## Exercise task
Quote every entry word for word.

** start of Source data **

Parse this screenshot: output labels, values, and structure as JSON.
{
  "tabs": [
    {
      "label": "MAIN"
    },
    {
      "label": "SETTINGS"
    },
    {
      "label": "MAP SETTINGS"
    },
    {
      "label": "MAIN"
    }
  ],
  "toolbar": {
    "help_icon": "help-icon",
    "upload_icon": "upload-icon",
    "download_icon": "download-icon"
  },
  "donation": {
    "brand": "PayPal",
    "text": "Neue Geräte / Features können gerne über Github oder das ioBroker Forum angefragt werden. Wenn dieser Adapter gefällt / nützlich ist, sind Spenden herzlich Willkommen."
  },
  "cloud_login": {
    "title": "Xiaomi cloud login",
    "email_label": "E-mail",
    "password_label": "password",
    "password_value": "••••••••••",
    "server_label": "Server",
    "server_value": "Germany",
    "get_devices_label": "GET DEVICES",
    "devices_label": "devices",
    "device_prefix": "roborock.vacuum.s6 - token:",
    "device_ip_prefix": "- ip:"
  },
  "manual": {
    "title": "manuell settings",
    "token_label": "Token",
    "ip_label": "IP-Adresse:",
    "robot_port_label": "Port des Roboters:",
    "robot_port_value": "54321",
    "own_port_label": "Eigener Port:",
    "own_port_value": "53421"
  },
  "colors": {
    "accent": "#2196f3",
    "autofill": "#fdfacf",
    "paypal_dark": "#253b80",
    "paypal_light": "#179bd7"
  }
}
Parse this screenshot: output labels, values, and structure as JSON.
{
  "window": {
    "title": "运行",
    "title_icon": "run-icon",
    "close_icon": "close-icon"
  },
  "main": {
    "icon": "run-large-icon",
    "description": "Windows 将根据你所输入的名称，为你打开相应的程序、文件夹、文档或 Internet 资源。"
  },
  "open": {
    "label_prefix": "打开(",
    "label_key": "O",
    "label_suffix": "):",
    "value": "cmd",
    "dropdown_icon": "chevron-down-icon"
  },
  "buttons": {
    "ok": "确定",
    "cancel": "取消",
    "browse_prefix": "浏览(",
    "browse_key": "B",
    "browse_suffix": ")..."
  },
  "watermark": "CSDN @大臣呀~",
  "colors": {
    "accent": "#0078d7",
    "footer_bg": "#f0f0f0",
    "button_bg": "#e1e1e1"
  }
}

** end of Source data **

## Solution
Parse this screenshot: output labels, values, and structure as JSON.
{
  "tabs": [
    {
      "label": "MAIN"
    },
    {
      "label": "SETTINGS"
    },
    {
      "label": "MAP SETTINGS"
    },
    {
      "label": "MAIN"
    }
  ],
  "toolbar": {
    "help_icon": "help-icon",
    "upload_icon": "upload-icon",
    "download_icon": "download-icon"
  },
  "donation": {
    "brand": "PayPal",
    "text": "Neue Geräte / Features können gerne über Github oder das ioBroker Forum angefragt werden. Wenn dieser Adapter gefällt / nützlich ist, sind Spenden herzlich Willkommen."
  },
  "cloud_login": {
    "title": "Xiaomi cloud login",
    "email_label": "E-mail",
    "password_label": "password",
    "password_value": "••••••••••",
    "server_label": "Server",
    "server_value": "Germany",
    "get_devices_label": "GET DEVICES",
    "devices_label": "devices",
    "device_prefix": "roborock.vacuum.s6 - token:",
    "device_ip_prefix": "- ip:"
  },
  "manual": {
    "title": "manuell settings",
    "token_label": "Token",
    "ip_label": "IP-Adresse:",
    "robot_port_label": "Port des Roboters:",
    "robot_port_value": "54321",
    "own_port_label": "Eigener Port:",
    "own_port_value": "53421"
  },
  "colors": {
    "accent": "#2196f3",
    "autofill": "#fdfacf",
    "paypal_dark": "#253b80",
    "paypal_light": "#179bd7"
  }
}
Parse this screenshot: output labels, values, and structure as JSON.
{
  "window": {
    "title": "运行",
    "title_icon": "run-icon",
    "close_icon": "close-icon"
  },
  "main": {
    "icon": "run-large-icon",
    "description": "Windows 将根据你所输入的名称，为你打开相应的程序、文件夹、文档或 Internet 资源。"
  },
  "open": {
    "label_prefix": "打开(",
    "label_key": "O",
    "label_suffix": "):",
    "value": "cmd",
    "dropdown_icon": "chevron-down-icon"
  },
  "buttons": {
    "ok": "确定",
    "cancel": "取消",
    "browse_prefix": "浏览(",
    "browse_key": "B",
    "browse_suffix": ")..."
  },
  "watermark": "CSDN @大臣呀~",
  "colors": {
    "accent": "#0078d7",
    "footer_bg": "#f0f0f0",
    "button_bg": "#e1e1e1"
  }
}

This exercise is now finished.